> _Dataset entries_
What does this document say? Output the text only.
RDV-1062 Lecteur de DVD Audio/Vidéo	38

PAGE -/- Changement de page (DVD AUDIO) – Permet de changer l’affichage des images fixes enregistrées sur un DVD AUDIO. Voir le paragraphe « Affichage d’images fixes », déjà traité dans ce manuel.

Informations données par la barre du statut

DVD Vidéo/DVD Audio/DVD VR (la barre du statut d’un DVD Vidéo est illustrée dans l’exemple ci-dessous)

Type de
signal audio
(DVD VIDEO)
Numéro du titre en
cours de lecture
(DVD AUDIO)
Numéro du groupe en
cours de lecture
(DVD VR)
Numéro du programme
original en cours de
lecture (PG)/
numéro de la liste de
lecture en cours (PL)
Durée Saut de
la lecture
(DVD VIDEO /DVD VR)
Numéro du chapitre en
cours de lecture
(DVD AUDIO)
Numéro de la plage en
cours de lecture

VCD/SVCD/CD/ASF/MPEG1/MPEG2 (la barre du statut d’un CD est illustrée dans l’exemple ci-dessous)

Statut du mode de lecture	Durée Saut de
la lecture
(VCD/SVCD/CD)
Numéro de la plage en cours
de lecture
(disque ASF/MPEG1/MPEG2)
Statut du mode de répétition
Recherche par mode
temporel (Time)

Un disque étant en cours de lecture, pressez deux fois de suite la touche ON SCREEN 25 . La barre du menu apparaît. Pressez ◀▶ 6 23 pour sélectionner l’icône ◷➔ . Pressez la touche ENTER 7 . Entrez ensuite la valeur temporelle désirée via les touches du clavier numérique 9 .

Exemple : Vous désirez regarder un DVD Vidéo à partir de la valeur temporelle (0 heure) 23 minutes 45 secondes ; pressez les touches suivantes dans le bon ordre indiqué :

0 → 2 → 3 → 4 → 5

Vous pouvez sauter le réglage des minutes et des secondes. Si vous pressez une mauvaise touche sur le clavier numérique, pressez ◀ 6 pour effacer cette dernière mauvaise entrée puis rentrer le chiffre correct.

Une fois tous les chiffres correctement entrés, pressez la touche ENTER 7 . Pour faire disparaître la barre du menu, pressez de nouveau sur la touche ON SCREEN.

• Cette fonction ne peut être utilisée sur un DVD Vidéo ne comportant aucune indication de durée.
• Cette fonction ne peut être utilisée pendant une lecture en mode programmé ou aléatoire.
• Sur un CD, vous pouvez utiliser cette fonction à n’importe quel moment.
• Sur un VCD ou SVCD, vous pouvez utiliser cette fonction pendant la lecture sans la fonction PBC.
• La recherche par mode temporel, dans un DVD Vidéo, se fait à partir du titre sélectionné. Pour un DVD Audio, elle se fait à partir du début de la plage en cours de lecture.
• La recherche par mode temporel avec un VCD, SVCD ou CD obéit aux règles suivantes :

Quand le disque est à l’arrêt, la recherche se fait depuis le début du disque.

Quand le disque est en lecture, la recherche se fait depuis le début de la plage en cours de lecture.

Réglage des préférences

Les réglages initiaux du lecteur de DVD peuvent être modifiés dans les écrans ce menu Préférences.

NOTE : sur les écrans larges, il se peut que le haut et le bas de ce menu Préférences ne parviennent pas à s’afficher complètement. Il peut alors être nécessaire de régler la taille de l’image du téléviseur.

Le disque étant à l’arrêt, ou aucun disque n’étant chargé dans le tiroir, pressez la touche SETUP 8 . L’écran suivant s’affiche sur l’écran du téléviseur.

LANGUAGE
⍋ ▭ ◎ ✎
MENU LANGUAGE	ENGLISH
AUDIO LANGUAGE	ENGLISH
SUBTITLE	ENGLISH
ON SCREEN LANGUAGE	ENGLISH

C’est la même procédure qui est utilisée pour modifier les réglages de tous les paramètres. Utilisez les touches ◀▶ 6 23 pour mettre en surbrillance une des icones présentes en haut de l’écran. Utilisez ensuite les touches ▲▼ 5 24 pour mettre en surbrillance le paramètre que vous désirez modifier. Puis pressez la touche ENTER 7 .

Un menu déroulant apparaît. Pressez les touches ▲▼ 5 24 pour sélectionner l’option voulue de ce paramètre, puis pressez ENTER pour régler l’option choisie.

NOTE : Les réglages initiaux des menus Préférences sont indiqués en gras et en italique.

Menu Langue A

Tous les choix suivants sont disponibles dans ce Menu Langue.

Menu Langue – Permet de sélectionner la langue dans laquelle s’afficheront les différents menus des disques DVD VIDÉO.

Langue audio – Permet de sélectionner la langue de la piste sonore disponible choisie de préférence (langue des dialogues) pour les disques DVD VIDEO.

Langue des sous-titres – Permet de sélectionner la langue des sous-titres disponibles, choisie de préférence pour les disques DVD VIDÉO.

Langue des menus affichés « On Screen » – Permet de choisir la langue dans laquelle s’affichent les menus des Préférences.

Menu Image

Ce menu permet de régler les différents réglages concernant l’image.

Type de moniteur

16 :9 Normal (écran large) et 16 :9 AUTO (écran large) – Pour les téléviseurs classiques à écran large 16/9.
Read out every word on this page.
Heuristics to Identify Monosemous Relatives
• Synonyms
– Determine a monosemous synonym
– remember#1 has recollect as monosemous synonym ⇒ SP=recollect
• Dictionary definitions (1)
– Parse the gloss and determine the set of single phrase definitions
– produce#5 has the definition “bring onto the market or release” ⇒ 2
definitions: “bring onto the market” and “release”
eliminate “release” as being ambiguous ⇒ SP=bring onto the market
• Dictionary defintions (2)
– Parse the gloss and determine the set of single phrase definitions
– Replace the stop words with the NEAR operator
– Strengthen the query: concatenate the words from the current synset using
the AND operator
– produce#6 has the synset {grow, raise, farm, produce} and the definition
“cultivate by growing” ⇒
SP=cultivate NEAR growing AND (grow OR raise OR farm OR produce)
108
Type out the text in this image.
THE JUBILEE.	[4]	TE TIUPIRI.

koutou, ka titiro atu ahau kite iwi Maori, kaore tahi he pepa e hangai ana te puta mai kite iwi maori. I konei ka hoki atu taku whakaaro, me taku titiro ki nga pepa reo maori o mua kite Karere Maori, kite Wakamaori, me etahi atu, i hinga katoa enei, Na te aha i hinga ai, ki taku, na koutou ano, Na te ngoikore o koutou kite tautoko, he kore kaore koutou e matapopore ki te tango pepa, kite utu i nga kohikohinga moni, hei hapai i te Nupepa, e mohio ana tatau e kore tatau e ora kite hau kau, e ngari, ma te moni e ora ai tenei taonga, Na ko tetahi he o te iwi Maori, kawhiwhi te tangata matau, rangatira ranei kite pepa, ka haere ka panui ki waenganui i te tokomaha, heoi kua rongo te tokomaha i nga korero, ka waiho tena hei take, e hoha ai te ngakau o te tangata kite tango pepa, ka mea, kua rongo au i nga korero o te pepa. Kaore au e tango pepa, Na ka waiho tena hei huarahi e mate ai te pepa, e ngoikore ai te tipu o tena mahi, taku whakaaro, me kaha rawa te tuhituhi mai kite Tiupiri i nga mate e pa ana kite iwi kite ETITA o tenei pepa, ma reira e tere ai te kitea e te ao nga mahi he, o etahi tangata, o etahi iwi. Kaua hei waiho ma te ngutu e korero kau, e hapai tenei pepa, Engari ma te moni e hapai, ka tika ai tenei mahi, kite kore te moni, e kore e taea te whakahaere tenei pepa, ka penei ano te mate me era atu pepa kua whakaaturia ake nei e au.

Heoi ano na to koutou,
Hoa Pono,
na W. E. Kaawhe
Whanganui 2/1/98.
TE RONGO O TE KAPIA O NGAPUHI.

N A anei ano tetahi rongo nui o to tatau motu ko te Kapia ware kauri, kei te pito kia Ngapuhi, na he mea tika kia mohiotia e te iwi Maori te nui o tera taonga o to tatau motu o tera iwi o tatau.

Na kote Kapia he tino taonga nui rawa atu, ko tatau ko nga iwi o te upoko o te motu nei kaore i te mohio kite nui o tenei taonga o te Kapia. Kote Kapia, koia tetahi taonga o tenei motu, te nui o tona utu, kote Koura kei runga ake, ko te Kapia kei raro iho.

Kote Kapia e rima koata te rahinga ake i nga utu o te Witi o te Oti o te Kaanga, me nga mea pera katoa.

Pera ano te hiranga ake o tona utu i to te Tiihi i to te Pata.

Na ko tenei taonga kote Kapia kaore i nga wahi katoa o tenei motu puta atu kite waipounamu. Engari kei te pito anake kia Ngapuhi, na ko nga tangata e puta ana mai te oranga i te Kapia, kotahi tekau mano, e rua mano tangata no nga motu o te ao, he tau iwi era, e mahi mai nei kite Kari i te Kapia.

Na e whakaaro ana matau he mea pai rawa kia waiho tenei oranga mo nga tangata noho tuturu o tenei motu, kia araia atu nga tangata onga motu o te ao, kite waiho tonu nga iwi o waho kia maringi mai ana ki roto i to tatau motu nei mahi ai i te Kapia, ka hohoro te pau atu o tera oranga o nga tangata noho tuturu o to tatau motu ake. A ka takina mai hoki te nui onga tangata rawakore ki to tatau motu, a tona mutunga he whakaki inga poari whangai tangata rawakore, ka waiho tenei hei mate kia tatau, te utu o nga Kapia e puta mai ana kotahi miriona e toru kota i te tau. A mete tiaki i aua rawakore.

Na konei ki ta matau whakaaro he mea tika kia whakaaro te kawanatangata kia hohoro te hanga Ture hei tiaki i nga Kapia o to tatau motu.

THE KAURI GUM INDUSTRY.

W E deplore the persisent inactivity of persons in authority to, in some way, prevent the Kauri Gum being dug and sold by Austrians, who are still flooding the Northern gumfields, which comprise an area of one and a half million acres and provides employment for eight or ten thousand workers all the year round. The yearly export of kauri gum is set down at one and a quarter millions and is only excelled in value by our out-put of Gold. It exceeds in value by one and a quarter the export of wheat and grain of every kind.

> _EXERCISE BRIEF_
Tally the lines that hold the string "bring" and state the total, nothing more.

> _SOLUTION TO THIS EXERCISE_
3